Check each line of the records below for the word "Макушина" and copy those where it appears.

■ ■ ■ ■ ■

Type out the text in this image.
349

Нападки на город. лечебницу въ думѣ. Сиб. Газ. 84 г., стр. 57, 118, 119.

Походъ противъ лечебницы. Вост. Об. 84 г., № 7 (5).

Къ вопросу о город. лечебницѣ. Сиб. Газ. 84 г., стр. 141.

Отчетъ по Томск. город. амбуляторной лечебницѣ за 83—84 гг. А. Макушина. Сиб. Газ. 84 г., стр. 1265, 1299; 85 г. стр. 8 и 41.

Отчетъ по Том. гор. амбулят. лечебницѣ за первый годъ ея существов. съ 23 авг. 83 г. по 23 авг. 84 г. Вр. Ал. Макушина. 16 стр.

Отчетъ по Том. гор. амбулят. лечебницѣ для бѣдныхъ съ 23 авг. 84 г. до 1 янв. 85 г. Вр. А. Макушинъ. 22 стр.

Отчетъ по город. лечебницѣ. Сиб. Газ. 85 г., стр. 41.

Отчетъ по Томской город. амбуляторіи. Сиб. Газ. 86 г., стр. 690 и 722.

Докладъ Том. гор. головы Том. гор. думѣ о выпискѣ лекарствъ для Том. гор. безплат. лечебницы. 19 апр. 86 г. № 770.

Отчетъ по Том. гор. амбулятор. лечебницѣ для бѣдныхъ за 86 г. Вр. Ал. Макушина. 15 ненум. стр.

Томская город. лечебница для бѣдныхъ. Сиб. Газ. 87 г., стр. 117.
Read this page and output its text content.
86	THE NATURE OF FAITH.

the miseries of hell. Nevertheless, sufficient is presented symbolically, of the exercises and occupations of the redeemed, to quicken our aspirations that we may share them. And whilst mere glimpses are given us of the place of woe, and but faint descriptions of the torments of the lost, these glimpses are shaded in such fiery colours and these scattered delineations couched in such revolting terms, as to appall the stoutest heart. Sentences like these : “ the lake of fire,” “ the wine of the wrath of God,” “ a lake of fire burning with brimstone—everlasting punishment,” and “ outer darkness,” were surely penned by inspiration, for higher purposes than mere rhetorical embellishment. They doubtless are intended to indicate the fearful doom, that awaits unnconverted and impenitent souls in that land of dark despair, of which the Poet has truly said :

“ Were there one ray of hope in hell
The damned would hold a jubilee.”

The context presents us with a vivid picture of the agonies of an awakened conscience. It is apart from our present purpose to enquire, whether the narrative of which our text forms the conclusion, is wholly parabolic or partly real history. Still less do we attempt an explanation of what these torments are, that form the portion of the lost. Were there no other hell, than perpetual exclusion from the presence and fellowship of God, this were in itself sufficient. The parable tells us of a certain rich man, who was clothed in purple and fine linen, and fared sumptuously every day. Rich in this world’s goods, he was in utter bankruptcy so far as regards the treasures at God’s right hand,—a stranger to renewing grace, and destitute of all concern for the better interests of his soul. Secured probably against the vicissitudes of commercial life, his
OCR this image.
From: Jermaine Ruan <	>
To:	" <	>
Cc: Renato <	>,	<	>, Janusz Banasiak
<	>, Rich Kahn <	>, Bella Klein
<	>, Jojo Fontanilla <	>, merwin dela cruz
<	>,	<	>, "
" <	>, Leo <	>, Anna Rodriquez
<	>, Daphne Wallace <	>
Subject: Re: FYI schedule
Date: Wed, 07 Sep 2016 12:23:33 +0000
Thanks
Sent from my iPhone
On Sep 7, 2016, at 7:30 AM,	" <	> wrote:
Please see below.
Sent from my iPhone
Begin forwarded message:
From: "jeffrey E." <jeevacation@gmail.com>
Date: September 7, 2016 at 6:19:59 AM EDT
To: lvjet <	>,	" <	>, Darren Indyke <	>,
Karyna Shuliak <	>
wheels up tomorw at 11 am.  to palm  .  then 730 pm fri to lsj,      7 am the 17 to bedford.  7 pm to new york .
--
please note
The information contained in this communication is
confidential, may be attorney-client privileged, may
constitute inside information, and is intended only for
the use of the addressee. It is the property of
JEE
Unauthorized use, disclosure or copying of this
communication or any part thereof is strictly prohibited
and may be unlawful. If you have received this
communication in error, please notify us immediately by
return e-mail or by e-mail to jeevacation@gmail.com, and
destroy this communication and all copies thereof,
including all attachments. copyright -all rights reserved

■ ■ ■ ■ ■

■ Expected answer
Отчетъ по Томск. город. амбуляторной лечебницѣ за 83—84 гг. А. Макушина. Сиб. Газ. 84 г., стр. 1265, 1299; 85 г. стр. 8 и 41.
Отчетъ по Том. гор. амбулят. лечебницѣ за первый годъ ея существов. съ 23 авг. 83 г. по 23 авг. 84 г. Вр. Ал. Макушина. 16 стр.
Отчетъ по Том. гор. амбулятор. лечебницѣ для бѣдныхъ за 86 г. Вр. Ал. Макушина. 15 ненум. стр.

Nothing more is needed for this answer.